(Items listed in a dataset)
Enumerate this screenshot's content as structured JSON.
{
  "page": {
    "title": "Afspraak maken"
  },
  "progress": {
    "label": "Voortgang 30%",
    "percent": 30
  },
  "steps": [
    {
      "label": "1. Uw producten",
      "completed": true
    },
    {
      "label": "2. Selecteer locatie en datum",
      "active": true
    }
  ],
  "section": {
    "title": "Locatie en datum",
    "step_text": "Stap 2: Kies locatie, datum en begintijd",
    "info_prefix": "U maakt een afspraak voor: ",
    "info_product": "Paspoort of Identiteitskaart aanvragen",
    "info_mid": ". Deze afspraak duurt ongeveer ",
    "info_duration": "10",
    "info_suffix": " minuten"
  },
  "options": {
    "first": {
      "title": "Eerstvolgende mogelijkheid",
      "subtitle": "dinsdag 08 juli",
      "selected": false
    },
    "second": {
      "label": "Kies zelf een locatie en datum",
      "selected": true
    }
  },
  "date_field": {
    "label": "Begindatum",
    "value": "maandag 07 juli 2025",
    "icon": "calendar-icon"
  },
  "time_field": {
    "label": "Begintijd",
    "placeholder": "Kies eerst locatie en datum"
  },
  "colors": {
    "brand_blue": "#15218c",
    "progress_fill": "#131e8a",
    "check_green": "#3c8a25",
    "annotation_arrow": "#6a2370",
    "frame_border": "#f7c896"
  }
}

> [Job]: Copy out each record from above, exactly.

> [Task answer]:
Enumerate this screenshot's content as structured JSON.
{
  "page": {
    "title": "Afspraak maken"
  },
  "progress": {
    "label": "Voortgang 30%",
    "percent": 30
  },
  "steps": [
    {
      "label": "1. Uw producten",
      "completed": true
    },
    {
      "label": "2. Selecteer locatie en datum",
      "active": true
    }
  ],
  "section": {
    "title": "Locatie en datum",
    "step_text": "Stap 2: Kies locatie, datum en begintijd",
    "info_prefix": "U maakt een afspraak voor: ",
    "info_product": "Paspoort of Identiteitskaart aanvragen",
    "info_mid": ". Deze afspraak duurt ongeveer ",
    "info_duration": "10",
    "info_suffix": " minuten"
  },
  "options": {
    "first": {
      "title": "Eerstvolgende mogelijkheid",
      "subtitle": "dinsdag 08 juli",
      "selected": false
    },
    "second": {
      "label": "Kies zelf een locatie en datum",
      "selected": true
    }
  },
  "date_field": {
    "label": "Begindatum",
    "value": "maandag 07 juli 2025",
    "icon": "calendar-icon"
  },
  "time_field": {
    "label": "Begintijd",
    "placeholder": "Kies eerst locatie en datum"
  },
  "colors": {
    "brand_blue": "#15218c",
    "progress_fill": "#131e8a",
    "check_green": "#3c8a25",
    "annotation_arrow": "#6a2370",
    "frame_border": "#f7c896"
  }
}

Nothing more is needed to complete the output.